WHAT IS ASKED |
Extract all of the entries and give them again, word for word.

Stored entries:
= = = = = = =
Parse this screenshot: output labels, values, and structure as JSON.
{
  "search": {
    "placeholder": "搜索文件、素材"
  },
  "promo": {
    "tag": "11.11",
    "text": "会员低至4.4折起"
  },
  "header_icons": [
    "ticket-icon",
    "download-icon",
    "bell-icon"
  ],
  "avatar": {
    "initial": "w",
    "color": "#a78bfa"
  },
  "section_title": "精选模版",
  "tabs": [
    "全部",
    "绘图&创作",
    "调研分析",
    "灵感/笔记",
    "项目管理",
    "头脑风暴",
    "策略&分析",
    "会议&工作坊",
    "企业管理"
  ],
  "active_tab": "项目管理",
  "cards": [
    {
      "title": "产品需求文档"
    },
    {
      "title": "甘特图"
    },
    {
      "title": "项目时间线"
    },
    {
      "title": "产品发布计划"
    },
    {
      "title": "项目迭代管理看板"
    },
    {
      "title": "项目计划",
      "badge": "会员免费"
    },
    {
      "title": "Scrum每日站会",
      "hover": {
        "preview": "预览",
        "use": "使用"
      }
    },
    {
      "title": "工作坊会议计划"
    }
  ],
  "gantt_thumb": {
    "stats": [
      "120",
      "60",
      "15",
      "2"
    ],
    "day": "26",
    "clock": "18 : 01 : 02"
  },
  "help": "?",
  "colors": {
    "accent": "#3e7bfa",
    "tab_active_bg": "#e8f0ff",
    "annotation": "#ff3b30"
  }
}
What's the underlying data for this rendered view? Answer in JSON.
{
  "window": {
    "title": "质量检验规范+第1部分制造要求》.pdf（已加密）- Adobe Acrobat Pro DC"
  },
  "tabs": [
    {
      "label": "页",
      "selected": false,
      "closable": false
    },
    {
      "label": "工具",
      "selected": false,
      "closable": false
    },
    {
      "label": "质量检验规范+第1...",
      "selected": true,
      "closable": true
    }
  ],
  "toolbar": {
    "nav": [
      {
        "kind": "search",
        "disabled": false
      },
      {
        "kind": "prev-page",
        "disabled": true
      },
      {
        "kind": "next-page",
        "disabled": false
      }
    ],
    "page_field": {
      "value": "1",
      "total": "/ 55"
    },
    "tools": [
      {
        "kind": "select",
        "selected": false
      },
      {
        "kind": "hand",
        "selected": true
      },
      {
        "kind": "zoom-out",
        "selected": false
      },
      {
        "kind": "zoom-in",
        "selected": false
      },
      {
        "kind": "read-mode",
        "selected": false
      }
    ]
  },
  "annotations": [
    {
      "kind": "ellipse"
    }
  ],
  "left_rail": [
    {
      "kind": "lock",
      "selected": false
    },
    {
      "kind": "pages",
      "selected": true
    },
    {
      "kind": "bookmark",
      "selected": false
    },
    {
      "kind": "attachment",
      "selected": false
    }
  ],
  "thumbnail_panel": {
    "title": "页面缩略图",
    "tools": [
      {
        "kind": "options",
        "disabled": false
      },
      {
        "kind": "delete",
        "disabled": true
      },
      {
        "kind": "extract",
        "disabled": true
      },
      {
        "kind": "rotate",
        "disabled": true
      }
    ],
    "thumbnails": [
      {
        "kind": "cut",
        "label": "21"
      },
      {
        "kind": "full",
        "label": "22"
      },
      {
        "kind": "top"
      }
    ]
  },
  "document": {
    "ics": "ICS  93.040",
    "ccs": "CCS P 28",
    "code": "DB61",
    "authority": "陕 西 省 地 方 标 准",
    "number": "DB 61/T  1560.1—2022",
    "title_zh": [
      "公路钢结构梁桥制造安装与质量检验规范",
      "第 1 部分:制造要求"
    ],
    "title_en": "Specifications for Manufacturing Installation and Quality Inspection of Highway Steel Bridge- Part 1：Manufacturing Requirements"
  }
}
= = = = = = =
OUTPUT FOR THIS EXERCISE |
Parse this screenshot: output labels, values, and structure as JSON.
{
  "search": {
    "placeholder": "搜索文件、素材"
  },
  "promo": {
    "tag": "11.11",
    "text": "会员低至4.4折起"
  },
  "header_icons": [
    "ticket-icon",
    "download-icon",
    "bell-icon"
  ],
  "avatar": {
    "initial": "w",
    "color": "#a78bfa"
  },
  "section_title": "精选模版",
  "tabs": [
    "全部",
    "绘图&创作",
    "调研分析",
    "灵感/笔记",
    "项目管理",
    "头脑风暴",
    "策略&分析",
    "会议&工作坊",
    "企业管理"
  ],
  "active_tab": "项目管理",
  "cards": [
    {
      "title": "产品需求文档"
    },
    {
      "title": "甘特图"
    },
    {
      "title": "项目时间线"
    },
    {
      "title": "产品发布计划"
    },
    {
      "title": "项目迭代管理看板"
    },
    {
      "title": "项目计划",
      "badge": "会员免费"
    },
    {
      "title": "Scrum每日站会",
      "hover": {
        "preview": "预览",
        "use": "使用"
      }
    },
    {
      "title": "工作坊会议计划"
    }
  ],
  "gantt_thumb": {
    "stats": [
      "120",
      "60",
      "15",
      "2"
    ],
    "day": "26",
    "clock": "18 : 01 : 02"
  },
  "help": "?",
  "colors": {
    "accent": "#3e7bfa",
    "tab_active_bg": "#e8f0ff",
    "annotation": "#ff3b30"
  }
}
What's the underlying data for this rendered view? Answer in JSON.
{
  "window": {
    "title": "质量检验规范+第1部分制造要求》.pdf（已加密）- Adobe Acrobat Pro DC"
  },
  "tabs": [
    {
      "label": "页",
      "selected": false,
      "closable": false
    },
    {
      "label": "工具",
      "selected": false,
      "closable": false
    },
    {
      "label": "质量检验规范+第1...",
      "selected": true,
      "closable": true
    }
  ],
  "toolbar": {
    "nav": [
      {
        "kind": "search",
        "disabled": false
      },
      {
        "kind": "prev-page",
        "disabled": true
      },
      {
        "kind": "next-page",
        "disabled": false
      }
    ],
    "page_field": {
      "value": "1",
      "total": "/ 55"
    },
    "tools": [
      {
        "kind": "select",
        "selected": false
      },
      {
        "kind": "hand",
        "selected": true
      },
      {
        "kind": "zoom-out",
        "selected": false
      },
      {
        "kind": "zoom-in",
        "selected": false
      },
      {
        "kind": "read-mode",
        "selected": false
      }
    ]
  },
  "annotations": [
    {
      "kind": "ellipse"
    }
  ],
  "left_rail": [
    {
      "kind": "lock",
      "selected": false
    },
    {
      "kind": "pages",
      "selected": true
    },
    {
      "kind": "bookmark",
      "selected": false
    },
    {
      "kind": "attachment",
      "selected": false
    }
  ],
  "thumbnail_panel": {
    "title": "页面缩略图",
    "tools": [
      {
        "kind": "options",
        "disabled": false
      },
      {
        "kind": "delete",
        "disabled": true
      },
      {
        "kind": "extract",
        "disabled": true
      },
      {
        "kind": "rotate",
        "disabled": true
      }
    ],
    "thumbnails": [
      {
        "kind": "cut",
        "label": "21"
      },
      {
        "kind": "full",
        "label": "22"
      },
      {
        "kind": "top"
      }
    ]
  },
  "document": {
    "ics": "ICS  93.040",
    "ccs": "CCS P 28",
    "code": "DB61",
    "authority": "陕 西 省 地 方 标 准",
    "number": "DB 61/T  1560.1—2022",
    "title_zh": [
      "公路钢结构梁桥制造安装与质量检验规范",
      "第 1 部分:制造要求"
    ],
    "title_en": "Specifications for Manufacturing Installation and Quality Inspection of Highway Steel Bridge- Part 1：Manufacturing Requirements"
  }
}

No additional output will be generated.